▶ **WORK INSTRUCTIONS**
Lines containing the word "right" are to be counted; state their number and nothing further.
━━━━━ INFORMATION GIVEN
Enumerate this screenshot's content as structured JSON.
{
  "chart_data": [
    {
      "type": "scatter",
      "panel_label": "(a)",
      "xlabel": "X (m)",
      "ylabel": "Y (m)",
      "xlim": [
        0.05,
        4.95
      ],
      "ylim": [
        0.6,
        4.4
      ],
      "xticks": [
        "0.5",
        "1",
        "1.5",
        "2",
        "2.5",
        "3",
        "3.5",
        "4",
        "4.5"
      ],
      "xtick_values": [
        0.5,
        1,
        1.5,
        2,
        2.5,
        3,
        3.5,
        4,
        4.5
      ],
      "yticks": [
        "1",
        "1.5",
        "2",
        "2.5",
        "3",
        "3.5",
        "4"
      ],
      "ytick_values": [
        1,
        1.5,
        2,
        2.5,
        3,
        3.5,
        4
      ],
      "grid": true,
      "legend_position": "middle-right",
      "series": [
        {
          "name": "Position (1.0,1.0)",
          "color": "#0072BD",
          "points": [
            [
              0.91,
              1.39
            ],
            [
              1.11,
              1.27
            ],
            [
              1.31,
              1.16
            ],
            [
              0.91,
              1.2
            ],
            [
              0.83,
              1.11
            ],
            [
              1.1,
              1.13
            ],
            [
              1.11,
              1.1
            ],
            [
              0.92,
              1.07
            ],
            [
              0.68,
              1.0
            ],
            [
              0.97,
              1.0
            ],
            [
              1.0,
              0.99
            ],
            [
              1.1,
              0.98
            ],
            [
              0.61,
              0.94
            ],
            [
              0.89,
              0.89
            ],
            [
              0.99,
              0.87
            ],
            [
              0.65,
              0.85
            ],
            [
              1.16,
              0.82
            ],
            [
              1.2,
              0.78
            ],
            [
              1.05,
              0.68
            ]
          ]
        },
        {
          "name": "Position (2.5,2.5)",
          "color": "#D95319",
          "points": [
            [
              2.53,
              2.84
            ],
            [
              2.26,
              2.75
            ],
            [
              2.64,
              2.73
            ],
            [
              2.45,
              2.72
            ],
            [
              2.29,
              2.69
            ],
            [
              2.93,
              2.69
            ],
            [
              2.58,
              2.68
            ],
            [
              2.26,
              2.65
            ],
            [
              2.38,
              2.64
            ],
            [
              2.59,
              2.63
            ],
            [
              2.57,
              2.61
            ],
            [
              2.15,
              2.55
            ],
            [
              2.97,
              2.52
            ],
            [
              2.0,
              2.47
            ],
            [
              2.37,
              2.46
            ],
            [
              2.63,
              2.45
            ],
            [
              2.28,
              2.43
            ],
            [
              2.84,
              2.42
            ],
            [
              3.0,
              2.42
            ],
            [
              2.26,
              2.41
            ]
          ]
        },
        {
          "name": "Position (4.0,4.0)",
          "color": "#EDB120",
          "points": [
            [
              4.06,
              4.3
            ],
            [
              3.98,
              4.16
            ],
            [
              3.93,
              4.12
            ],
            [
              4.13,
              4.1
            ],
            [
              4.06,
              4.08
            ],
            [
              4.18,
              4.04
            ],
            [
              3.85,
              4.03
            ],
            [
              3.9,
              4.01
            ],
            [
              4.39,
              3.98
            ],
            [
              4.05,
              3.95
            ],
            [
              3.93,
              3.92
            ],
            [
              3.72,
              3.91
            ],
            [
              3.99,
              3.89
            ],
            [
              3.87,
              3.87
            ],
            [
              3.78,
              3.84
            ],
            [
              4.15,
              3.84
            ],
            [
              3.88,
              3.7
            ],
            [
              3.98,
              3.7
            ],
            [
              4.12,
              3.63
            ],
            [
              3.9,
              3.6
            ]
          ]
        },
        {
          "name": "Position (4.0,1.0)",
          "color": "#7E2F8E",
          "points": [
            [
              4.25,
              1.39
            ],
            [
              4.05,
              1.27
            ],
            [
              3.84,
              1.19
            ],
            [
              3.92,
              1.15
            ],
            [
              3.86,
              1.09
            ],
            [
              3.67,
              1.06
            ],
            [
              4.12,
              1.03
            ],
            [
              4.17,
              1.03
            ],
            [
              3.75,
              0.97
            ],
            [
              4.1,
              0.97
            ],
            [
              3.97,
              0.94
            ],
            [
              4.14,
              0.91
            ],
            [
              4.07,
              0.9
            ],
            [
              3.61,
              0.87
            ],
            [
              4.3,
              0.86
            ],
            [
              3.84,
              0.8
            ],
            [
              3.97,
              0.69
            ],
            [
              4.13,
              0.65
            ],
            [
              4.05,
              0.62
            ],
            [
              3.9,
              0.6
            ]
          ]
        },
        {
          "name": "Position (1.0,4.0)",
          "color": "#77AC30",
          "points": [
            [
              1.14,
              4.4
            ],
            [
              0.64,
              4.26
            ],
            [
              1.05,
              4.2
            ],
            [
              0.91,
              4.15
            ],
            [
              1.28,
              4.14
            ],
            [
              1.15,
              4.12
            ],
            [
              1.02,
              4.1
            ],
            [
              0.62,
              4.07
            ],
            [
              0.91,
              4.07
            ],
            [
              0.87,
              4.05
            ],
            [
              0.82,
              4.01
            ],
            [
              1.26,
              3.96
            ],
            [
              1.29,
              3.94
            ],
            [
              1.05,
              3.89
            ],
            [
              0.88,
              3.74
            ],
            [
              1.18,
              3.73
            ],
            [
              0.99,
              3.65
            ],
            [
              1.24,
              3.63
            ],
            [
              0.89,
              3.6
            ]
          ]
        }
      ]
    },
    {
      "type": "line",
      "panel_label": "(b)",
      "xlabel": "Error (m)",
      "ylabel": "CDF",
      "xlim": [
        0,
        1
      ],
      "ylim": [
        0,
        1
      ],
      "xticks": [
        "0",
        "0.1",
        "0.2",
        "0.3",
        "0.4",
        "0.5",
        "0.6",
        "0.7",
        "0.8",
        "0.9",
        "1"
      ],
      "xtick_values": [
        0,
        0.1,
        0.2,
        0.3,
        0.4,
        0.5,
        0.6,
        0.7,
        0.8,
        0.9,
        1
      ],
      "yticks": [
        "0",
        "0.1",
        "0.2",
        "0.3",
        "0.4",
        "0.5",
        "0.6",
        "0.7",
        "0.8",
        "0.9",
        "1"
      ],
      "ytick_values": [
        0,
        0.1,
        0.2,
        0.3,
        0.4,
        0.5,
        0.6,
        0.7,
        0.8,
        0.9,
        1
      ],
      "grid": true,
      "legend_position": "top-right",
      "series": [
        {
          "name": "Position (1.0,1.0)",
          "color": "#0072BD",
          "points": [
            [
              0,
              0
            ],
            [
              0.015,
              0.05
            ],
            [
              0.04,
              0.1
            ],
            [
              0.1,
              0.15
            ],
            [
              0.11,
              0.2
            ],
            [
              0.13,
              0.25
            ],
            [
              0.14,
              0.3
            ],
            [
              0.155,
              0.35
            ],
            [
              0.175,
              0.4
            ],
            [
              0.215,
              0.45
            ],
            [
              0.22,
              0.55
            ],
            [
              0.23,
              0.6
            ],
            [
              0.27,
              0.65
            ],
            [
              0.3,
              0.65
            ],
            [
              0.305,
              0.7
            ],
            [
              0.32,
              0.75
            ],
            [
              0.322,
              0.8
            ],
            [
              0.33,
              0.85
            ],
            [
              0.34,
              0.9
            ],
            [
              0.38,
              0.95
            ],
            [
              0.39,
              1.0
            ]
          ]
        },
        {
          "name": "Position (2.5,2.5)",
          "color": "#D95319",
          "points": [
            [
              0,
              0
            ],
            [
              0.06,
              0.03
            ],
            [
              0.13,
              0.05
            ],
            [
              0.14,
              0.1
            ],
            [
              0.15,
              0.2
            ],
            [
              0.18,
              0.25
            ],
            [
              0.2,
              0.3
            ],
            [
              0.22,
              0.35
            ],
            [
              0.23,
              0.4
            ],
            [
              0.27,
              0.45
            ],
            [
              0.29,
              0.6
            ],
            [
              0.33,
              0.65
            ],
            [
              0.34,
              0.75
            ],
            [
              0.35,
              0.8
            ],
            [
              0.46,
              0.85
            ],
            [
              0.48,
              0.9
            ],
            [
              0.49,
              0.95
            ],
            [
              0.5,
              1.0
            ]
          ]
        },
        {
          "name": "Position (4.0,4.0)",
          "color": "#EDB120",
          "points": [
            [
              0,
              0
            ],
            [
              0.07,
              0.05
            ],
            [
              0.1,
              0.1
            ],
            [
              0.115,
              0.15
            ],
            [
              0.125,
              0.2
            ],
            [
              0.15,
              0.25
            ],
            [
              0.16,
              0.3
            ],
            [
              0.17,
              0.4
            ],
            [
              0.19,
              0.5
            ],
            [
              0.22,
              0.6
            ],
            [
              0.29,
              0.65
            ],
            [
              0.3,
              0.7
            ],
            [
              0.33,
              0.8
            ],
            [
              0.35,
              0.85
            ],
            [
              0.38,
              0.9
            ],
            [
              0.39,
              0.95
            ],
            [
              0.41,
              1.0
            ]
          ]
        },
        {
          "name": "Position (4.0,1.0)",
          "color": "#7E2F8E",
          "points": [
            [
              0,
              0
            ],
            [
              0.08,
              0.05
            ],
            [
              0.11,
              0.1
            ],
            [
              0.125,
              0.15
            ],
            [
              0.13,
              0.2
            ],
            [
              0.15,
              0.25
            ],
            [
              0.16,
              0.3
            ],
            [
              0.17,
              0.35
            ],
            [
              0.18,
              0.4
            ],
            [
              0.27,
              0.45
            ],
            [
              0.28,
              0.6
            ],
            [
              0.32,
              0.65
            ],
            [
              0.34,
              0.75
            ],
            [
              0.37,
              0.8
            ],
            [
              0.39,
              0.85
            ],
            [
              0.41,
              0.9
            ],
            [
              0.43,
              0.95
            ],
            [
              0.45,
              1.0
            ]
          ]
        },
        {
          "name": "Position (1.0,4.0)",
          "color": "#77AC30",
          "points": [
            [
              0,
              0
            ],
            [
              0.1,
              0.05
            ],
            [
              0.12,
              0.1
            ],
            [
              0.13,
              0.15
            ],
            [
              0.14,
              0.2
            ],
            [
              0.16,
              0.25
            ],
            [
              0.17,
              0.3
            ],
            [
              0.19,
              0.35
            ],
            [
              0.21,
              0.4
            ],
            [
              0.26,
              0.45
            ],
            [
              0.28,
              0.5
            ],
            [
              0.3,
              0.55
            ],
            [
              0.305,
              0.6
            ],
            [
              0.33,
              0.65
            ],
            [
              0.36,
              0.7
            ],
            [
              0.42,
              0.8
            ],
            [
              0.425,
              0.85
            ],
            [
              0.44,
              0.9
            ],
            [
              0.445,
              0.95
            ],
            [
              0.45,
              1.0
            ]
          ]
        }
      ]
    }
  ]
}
━━━━━━━━━━
▶ **EXERCISE SOLUTION**
2